**Material to process**
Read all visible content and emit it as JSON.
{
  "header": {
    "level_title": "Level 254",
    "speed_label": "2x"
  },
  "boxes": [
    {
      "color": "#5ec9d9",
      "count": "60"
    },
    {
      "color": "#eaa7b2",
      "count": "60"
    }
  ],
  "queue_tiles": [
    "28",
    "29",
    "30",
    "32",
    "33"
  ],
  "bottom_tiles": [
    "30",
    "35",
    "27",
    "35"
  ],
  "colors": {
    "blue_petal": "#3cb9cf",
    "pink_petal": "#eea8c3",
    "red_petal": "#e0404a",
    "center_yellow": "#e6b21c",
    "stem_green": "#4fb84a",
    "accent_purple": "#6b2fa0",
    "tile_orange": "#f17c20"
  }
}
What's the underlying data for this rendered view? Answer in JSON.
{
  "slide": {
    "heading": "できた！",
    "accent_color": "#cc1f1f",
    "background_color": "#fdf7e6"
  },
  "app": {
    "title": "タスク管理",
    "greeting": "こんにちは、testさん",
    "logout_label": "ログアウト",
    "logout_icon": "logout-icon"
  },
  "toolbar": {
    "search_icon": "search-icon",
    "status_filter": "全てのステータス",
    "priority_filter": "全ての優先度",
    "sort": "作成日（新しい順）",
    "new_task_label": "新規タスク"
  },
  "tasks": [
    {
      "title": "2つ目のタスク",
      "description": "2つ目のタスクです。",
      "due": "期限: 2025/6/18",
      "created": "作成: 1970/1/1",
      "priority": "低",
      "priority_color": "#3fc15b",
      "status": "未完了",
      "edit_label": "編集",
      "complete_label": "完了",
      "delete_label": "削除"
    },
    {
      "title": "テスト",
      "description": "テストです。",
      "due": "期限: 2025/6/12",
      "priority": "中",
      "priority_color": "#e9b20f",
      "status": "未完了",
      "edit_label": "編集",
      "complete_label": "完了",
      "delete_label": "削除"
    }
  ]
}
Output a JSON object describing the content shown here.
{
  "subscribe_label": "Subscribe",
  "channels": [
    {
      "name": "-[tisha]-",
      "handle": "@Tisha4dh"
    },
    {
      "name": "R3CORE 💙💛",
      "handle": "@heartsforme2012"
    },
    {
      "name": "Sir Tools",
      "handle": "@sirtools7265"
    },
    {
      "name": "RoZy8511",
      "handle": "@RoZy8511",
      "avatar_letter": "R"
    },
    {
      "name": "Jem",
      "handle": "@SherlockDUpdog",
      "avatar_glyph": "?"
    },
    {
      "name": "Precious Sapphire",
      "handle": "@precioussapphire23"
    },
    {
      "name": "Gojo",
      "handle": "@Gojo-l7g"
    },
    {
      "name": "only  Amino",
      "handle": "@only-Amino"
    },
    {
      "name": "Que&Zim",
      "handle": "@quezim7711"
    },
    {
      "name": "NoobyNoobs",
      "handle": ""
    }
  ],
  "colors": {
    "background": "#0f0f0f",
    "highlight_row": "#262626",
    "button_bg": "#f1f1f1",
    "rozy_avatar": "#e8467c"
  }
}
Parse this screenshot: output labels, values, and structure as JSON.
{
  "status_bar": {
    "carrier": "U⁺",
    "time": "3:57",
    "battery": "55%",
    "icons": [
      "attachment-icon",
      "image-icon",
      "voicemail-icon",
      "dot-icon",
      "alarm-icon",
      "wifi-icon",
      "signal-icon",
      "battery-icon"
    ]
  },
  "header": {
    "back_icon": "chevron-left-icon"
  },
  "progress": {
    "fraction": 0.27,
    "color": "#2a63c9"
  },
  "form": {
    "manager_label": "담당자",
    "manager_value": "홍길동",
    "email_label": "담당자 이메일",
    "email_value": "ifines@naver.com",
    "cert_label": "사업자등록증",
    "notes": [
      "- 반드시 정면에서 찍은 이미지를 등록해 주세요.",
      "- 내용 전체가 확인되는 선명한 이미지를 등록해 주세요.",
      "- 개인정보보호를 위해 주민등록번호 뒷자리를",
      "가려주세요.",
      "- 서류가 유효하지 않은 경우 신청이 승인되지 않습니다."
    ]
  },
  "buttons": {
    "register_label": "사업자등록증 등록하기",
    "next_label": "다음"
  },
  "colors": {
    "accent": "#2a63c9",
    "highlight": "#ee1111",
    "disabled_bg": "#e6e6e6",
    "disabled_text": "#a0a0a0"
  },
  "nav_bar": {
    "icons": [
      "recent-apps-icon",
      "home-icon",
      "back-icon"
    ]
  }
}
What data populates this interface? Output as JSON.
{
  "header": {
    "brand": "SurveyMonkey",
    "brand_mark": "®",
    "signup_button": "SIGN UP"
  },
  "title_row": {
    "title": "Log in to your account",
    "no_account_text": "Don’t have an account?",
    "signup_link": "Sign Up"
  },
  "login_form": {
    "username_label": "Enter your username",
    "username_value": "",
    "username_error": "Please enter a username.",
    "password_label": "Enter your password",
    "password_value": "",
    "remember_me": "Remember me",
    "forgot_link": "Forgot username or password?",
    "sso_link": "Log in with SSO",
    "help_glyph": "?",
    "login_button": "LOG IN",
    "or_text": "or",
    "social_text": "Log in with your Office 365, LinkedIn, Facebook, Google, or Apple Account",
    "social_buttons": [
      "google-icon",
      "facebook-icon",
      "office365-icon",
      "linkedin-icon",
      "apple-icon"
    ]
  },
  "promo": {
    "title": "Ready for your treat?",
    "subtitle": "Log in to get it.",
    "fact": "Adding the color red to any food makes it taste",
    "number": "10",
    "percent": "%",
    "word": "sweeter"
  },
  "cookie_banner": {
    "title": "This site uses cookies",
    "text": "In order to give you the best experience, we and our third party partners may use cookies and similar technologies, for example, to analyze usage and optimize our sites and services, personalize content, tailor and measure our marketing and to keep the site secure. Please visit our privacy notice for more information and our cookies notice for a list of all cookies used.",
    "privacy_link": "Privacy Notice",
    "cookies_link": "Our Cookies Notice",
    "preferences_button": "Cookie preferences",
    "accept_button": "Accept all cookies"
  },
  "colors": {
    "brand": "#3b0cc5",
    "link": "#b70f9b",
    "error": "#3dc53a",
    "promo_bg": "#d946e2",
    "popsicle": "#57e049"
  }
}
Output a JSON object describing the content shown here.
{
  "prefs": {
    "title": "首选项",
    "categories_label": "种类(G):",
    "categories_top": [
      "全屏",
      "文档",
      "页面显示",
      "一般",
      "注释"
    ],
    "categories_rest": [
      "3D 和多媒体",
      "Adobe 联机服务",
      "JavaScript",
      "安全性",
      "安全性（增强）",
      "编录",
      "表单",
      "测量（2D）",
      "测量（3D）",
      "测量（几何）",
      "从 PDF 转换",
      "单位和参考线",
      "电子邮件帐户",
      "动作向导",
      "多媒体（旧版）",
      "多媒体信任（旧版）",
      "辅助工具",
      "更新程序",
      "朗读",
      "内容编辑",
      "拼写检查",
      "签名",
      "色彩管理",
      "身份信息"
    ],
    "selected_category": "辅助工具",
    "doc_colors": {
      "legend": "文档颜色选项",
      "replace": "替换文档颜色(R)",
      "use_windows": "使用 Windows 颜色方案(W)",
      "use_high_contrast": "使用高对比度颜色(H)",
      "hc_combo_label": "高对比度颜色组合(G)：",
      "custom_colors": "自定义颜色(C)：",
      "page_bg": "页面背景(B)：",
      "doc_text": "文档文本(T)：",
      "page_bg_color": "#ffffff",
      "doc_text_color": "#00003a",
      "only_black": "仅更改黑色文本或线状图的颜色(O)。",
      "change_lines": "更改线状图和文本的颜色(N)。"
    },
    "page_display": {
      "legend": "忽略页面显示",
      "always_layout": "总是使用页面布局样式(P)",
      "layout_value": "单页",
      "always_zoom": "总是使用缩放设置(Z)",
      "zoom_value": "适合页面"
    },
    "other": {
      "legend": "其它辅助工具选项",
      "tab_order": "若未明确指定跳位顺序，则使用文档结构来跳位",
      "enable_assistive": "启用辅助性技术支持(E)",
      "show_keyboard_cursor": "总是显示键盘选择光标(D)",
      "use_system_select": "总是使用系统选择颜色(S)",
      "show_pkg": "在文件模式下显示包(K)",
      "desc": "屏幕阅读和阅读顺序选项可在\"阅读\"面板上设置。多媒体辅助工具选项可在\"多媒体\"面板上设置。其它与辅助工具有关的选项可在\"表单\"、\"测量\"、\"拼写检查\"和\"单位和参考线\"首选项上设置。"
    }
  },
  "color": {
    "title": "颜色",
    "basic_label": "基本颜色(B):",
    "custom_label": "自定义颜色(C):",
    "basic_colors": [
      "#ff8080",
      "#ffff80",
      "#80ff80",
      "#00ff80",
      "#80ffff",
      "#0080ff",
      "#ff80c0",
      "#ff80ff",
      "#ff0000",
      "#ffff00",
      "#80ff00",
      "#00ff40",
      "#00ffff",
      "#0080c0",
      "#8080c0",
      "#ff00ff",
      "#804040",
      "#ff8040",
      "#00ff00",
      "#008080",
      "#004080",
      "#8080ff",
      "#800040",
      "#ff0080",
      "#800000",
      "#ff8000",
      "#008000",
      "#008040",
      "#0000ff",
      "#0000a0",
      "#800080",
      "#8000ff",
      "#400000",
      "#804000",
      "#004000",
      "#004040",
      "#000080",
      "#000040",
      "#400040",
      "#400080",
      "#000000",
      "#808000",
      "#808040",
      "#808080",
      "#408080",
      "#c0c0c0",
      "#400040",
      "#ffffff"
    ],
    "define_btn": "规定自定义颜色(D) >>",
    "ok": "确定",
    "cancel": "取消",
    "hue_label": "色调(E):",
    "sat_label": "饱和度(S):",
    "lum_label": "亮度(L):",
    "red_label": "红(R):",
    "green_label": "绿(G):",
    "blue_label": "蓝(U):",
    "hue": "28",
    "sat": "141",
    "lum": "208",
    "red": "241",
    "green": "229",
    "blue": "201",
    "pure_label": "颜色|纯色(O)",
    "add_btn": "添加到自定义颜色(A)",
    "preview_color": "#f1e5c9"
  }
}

**Work to be completed**
Write out every line of the data that holds the word "Please".

**Answer to this task**
    "username_error": "Please enter a username.",
    "text": "In order to give you the best experience, we and our third party partners may use cookies and similar technologies, for example, to analyze usage and optimize our sites and services, personalize content, tailor and measure our marketing and to keep the site secure. Please visit our privacy notice for more information and our cookies notice for a list of all cookies used.",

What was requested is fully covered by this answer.